** start ITEMS **

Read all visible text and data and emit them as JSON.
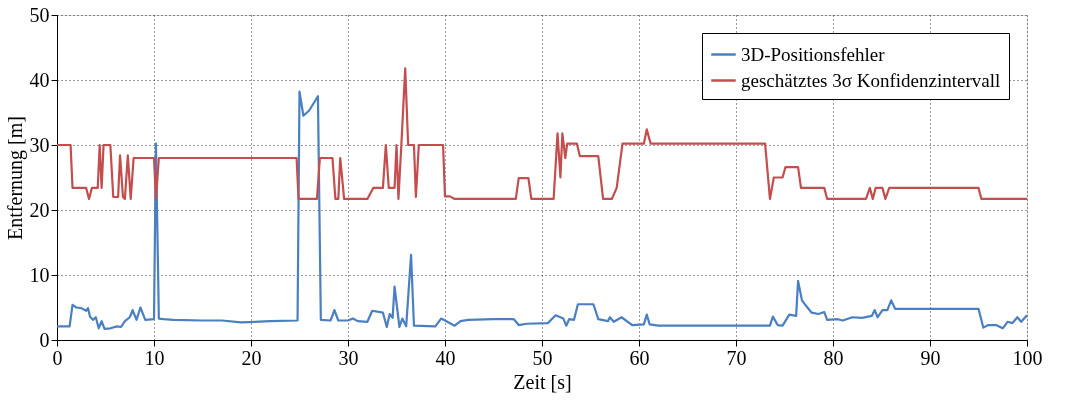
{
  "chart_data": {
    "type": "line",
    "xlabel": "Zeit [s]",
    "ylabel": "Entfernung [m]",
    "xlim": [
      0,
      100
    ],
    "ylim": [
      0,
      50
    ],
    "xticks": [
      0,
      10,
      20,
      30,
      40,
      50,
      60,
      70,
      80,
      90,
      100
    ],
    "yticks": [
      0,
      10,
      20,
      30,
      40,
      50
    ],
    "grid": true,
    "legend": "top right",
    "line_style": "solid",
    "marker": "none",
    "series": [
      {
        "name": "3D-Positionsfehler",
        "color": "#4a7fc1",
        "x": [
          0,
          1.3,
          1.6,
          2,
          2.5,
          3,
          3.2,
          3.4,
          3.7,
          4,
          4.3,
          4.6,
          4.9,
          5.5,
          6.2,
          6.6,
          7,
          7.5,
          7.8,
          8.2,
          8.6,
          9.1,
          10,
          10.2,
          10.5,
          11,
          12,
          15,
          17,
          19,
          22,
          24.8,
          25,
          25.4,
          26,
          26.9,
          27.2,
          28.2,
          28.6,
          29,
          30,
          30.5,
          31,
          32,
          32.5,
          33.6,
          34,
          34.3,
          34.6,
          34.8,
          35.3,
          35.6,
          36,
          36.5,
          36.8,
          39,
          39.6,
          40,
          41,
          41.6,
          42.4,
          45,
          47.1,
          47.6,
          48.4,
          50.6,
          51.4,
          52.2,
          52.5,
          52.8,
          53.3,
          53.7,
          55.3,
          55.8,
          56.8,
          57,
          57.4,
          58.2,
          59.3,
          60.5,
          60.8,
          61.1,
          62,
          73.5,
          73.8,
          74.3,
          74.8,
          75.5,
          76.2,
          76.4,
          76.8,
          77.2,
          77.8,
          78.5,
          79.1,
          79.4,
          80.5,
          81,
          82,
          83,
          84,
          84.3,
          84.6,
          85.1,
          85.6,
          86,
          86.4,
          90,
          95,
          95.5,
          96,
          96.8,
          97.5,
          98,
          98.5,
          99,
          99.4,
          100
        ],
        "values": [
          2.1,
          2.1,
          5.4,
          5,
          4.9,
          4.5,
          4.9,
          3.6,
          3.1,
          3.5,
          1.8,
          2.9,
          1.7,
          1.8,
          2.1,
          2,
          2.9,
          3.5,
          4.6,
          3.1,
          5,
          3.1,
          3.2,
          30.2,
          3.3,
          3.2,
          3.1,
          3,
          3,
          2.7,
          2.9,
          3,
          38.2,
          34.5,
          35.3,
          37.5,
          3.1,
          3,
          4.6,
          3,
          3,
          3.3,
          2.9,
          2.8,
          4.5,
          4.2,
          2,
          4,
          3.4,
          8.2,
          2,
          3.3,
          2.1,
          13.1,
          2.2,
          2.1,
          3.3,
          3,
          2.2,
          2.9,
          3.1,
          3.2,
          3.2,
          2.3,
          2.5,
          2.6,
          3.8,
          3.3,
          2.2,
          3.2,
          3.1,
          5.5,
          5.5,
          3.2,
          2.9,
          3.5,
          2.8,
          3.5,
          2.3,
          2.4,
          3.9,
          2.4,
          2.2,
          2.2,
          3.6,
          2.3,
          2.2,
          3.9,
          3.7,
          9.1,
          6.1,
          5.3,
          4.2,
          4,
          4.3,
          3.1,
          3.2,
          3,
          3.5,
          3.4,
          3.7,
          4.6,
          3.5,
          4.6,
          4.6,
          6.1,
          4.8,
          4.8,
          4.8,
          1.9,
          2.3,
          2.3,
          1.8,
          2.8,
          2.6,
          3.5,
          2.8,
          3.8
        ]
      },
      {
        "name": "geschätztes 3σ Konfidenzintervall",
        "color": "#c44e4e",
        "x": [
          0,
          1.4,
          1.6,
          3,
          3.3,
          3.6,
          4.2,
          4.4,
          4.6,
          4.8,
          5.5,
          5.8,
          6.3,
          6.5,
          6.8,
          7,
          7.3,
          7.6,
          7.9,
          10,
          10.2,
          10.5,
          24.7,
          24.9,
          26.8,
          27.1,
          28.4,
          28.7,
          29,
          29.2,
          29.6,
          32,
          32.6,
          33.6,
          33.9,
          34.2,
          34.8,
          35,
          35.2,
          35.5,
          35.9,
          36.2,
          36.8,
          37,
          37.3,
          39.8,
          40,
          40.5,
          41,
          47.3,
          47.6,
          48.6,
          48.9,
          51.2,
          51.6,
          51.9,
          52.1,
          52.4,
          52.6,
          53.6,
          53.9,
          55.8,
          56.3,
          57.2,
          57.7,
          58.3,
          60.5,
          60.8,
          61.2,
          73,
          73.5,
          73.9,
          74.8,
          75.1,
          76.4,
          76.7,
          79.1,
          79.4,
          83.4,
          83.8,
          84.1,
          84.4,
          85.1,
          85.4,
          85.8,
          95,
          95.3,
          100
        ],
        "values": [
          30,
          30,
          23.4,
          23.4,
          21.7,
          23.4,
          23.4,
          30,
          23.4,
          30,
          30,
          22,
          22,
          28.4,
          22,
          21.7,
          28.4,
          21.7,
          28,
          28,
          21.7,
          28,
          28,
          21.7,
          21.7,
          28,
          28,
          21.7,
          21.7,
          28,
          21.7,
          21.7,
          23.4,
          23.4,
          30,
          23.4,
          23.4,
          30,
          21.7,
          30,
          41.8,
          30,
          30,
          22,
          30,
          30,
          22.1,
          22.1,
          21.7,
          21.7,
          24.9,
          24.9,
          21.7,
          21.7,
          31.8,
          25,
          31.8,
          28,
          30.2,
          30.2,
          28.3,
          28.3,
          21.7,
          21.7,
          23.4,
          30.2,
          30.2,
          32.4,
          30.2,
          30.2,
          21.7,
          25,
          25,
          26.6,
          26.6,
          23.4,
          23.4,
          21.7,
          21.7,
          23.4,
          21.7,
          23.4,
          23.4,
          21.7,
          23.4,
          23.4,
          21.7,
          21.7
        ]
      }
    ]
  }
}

** end ITEMS **
** start ITEMS **

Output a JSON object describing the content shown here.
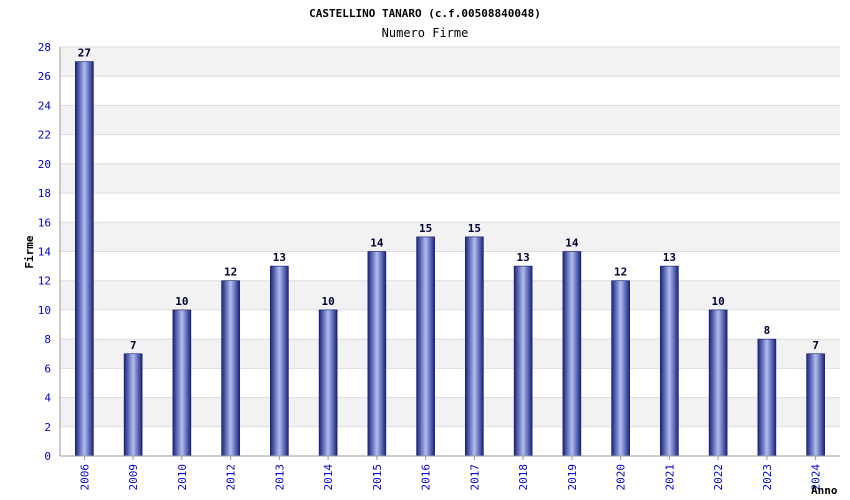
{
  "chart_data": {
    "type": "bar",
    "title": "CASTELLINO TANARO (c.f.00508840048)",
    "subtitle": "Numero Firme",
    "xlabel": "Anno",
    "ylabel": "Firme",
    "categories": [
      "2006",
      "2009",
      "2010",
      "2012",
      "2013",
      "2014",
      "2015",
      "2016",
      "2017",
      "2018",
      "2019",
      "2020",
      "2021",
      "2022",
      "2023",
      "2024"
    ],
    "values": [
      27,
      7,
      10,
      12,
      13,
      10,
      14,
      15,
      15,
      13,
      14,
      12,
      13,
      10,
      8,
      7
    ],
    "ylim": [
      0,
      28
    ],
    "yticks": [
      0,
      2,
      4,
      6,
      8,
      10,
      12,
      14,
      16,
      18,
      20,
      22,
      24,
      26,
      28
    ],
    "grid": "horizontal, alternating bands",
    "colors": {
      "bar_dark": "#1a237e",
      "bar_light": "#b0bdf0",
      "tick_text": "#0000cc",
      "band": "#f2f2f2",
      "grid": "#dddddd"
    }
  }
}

** end ITEMS **
** start ITEMS **

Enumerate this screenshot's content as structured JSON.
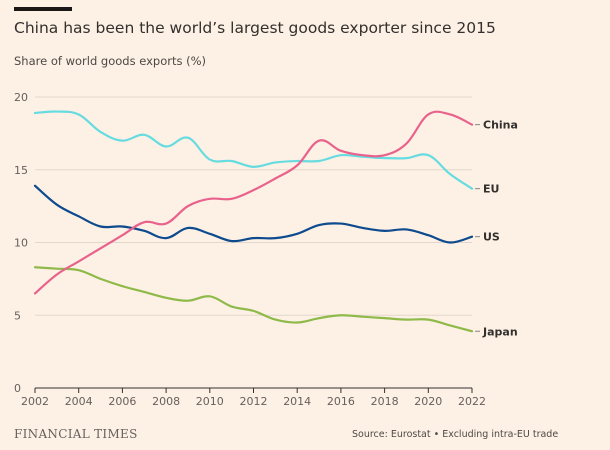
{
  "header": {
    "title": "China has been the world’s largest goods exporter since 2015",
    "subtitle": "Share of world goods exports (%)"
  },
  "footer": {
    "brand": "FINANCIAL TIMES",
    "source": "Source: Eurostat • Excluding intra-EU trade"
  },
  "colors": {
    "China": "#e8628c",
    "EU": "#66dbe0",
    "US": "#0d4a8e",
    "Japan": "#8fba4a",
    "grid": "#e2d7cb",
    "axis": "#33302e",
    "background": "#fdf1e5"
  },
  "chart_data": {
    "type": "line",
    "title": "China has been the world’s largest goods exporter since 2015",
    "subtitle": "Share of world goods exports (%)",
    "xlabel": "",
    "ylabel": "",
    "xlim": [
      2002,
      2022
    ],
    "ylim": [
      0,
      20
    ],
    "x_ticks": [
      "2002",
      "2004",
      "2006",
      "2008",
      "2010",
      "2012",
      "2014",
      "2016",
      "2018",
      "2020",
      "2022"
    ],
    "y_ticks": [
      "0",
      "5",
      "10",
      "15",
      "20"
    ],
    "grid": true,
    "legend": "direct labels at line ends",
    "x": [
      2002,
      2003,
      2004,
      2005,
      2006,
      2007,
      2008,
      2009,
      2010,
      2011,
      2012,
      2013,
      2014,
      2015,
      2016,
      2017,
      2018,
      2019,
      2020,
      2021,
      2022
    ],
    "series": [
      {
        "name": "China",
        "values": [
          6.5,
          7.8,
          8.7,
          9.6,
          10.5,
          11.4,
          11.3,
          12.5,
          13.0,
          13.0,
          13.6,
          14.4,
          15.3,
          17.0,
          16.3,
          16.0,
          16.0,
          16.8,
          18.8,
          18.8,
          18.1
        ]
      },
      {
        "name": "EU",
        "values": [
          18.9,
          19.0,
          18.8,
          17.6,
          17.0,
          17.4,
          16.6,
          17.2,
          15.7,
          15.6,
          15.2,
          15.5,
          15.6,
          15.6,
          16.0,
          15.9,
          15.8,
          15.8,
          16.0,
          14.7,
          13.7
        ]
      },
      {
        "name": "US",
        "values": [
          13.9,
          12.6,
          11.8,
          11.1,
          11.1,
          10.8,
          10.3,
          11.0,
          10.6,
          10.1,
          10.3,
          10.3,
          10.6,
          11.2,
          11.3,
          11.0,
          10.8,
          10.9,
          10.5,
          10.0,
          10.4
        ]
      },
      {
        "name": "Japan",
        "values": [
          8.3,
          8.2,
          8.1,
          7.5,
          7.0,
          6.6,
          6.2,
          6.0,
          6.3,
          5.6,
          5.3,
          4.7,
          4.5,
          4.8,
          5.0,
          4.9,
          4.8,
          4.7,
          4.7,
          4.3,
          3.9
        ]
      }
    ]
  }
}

** end ITEMS **

◆ YOUR OBJECTIVE: Go through the material and copy out every line with "grid" in it.

◆ WRITTEN SOLUTION:
    "grid": true,
    "grid": "horizontal, alternating bands",
      "grid": "#dddddd"
    "grid": "#e2d7cb",
    "grid": true,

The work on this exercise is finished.